------ Exercise input

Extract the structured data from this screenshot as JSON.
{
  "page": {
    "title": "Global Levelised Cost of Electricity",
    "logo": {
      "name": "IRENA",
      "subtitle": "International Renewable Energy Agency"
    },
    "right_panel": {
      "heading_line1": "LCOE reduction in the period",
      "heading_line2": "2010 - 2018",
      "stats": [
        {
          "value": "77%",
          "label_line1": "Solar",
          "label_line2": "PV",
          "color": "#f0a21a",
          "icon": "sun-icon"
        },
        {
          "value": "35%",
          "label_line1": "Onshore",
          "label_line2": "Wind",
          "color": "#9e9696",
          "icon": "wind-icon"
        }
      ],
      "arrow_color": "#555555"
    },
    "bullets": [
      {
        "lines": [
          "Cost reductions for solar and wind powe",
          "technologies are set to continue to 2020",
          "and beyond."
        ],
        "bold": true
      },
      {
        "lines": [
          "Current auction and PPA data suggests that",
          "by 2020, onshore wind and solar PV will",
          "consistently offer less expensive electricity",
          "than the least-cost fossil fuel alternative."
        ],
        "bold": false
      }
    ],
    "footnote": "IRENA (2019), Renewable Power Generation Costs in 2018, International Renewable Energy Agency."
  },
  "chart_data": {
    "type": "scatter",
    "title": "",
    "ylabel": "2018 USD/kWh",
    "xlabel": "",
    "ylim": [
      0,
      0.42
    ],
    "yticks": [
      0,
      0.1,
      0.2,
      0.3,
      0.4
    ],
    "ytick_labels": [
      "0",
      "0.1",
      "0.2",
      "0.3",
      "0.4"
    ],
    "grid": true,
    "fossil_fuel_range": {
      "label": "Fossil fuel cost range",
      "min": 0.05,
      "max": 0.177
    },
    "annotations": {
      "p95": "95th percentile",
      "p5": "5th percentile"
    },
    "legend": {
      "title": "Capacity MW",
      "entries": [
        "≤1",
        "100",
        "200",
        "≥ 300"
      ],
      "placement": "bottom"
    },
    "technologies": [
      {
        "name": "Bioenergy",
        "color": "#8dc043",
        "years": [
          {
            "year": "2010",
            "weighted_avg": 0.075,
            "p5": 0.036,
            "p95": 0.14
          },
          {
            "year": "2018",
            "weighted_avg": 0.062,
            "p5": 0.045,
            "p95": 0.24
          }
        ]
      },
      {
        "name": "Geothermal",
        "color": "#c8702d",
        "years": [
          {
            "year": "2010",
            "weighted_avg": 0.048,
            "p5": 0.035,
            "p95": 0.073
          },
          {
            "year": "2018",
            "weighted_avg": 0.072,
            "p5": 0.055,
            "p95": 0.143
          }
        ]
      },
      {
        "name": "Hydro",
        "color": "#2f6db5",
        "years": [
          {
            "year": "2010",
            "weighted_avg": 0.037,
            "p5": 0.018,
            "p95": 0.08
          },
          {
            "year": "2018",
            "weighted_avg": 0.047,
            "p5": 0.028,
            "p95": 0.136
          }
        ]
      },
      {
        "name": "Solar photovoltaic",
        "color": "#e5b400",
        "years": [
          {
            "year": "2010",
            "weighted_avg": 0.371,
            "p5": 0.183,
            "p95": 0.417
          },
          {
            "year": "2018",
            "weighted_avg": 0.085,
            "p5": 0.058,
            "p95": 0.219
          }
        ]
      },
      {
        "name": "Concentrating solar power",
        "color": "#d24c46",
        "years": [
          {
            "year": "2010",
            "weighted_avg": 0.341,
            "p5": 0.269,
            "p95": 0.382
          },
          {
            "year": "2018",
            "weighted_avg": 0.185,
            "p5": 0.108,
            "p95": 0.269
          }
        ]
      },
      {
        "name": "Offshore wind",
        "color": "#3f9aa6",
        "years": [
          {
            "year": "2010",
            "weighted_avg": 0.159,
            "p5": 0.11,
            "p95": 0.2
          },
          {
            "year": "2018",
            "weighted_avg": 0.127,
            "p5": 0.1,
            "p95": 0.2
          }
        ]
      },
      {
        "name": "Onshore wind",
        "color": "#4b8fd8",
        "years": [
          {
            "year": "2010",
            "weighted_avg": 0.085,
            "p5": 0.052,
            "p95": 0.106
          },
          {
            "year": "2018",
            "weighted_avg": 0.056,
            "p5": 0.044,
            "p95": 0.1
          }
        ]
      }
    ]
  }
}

------------
------ Exercise input

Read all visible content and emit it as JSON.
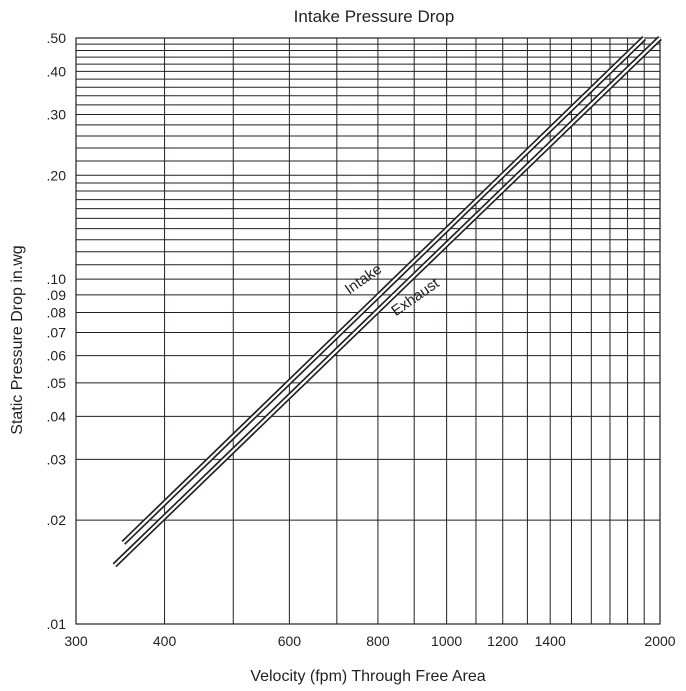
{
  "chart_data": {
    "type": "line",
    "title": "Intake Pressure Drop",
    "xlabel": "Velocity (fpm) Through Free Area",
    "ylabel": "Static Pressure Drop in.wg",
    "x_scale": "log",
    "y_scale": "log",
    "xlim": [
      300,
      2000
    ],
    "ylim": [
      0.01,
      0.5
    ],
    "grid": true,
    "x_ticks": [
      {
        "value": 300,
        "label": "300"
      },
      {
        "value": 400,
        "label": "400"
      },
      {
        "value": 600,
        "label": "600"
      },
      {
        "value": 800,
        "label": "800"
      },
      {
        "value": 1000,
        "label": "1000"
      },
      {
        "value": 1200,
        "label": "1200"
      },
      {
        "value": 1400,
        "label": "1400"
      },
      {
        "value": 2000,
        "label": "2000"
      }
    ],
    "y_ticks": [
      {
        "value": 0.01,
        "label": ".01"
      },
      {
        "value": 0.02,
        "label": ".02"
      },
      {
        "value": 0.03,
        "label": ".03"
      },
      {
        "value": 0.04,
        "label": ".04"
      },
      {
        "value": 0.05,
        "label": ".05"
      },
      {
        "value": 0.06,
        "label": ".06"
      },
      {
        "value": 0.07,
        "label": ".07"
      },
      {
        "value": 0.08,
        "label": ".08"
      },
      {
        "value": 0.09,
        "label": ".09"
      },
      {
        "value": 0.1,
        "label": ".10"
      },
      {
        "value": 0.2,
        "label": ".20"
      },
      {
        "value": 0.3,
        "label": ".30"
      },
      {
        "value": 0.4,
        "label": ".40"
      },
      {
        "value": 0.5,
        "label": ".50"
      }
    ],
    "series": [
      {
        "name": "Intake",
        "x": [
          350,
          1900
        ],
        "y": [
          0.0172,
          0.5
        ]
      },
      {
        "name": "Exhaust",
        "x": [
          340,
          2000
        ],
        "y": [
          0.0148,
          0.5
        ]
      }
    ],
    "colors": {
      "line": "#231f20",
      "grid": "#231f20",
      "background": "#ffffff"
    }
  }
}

------------
------ Exercise input

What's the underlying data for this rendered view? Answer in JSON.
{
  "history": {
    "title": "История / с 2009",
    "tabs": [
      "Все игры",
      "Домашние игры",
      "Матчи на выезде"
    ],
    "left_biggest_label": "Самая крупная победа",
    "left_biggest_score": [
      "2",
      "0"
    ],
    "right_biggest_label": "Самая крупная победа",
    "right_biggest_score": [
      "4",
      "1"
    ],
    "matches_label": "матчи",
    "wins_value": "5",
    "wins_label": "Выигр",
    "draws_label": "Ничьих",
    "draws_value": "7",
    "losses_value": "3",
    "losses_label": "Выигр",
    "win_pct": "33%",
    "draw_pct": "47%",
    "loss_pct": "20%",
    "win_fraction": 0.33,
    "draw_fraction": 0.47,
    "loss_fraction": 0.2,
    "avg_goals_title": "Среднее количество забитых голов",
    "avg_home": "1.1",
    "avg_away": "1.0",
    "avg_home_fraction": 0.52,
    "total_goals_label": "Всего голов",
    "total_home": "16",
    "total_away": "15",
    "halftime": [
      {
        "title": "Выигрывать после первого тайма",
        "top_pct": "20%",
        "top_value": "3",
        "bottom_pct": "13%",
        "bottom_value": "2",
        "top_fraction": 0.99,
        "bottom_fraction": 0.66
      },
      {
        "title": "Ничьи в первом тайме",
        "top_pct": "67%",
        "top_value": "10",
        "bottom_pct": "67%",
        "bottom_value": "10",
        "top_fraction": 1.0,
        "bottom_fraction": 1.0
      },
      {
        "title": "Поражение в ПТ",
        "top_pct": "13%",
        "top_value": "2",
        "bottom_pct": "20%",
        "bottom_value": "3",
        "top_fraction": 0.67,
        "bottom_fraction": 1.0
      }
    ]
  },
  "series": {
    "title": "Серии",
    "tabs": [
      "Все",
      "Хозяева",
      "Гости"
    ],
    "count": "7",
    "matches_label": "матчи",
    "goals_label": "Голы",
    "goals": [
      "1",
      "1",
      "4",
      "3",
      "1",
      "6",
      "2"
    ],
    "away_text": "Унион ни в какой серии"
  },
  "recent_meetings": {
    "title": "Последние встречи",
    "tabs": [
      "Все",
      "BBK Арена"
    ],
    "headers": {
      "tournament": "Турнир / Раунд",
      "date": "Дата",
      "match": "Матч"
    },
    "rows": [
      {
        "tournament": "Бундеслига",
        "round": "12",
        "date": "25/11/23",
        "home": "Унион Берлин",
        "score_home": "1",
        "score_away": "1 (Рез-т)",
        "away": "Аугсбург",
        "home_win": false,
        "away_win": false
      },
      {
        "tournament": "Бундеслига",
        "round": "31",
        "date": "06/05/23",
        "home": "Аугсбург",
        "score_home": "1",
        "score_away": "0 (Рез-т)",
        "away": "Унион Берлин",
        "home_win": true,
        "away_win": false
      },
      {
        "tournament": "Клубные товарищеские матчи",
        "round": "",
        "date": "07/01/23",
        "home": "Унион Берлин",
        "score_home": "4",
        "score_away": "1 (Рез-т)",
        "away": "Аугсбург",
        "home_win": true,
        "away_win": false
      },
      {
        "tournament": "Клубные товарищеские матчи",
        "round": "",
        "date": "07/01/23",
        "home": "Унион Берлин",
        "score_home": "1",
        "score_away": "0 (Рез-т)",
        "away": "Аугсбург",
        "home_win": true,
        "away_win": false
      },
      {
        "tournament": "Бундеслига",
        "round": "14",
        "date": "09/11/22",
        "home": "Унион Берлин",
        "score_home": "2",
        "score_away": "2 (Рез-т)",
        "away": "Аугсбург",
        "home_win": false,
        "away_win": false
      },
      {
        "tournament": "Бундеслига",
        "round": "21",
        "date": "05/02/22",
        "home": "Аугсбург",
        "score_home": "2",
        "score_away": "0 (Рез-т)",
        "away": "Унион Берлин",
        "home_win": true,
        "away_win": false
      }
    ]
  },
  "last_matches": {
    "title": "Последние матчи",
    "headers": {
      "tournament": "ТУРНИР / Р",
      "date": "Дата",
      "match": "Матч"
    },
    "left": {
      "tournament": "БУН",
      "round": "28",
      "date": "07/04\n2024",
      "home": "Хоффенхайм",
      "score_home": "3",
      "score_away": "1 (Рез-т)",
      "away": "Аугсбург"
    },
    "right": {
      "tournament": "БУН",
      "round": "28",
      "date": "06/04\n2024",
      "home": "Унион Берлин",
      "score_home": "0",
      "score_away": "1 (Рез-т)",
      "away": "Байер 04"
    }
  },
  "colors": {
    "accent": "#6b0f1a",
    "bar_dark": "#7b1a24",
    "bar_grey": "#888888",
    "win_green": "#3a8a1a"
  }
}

------------

→ **Stated task**:
Pick out all lines from the data above in which the word "percentile" appears.

→ **Result of this exercise**:
      "p95": "95th percentile",
      "p5": "5th percentile"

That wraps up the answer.